WHAT YOU WILL DO: Find the lines with "Tracking" in them and copy them out.

** START OF SOURCE RECORDS **

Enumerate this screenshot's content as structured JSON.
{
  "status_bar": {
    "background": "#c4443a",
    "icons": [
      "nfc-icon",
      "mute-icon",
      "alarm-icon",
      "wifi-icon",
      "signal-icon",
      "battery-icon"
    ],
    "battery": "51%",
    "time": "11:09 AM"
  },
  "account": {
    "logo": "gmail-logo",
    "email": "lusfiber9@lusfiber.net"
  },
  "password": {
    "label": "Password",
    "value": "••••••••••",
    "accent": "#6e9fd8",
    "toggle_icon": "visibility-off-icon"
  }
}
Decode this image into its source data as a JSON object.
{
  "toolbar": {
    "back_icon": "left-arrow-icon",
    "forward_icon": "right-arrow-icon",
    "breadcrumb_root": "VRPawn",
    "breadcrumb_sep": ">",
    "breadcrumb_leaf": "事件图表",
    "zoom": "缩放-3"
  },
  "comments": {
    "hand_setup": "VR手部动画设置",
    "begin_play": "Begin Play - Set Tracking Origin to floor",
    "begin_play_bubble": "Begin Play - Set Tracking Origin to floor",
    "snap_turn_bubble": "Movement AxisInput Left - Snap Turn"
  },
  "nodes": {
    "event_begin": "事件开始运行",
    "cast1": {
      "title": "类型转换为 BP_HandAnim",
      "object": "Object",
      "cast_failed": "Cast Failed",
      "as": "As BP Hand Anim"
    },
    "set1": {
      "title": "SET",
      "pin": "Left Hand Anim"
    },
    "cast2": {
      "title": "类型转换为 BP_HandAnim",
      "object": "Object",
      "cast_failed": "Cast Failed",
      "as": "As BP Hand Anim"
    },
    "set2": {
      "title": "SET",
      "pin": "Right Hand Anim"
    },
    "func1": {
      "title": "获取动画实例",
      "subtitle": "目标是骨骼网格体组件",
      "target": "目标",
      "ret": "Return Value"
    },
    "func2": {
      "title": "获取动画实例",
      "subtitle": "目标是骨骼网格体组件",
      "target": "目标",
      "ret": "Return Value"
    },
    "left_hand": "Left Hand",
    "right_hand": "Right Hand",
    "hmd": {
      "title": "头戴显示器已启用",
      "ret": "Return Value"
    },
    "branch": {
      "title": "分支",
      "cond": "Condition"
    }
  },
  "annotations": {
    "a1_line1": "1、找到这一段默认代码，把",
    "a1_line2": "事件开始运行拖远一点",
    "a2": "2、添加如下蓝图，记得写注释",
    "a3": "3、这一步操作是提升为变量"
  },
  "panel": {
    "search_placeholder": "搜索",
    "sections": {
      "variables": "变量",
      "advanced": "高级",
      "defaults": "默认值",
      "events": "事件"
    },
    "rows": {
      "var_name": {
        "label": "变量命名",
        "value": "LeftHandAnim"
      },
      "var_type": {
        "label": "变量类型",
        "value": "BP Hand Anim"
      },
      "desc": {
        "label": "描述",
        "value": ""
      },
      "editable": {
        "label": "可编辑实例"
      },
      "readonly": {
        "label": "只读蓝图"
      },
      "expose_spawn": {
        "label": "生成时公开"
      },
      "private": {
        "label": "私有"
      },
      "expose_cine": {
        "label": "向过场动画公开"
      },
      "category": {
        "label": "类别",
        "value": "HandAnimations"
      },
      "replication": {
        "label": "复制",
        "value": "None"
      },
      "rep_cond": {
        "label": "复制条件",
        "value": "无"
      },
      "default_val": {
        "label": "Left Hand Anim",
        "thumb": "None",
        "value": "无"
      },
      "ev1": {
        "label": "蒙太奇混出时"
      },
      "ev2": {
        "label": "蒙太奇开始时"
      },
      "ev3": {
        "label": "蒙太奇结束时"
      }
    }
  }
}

** END OF SOURCE RECORDS **

SOLUTION TO THIS TASK:
    "begin_play": "Begin Play - Set Tracking Origin to floor",
    "begin_play_bubble": "Begin Play - Set Tracking Origin to floor",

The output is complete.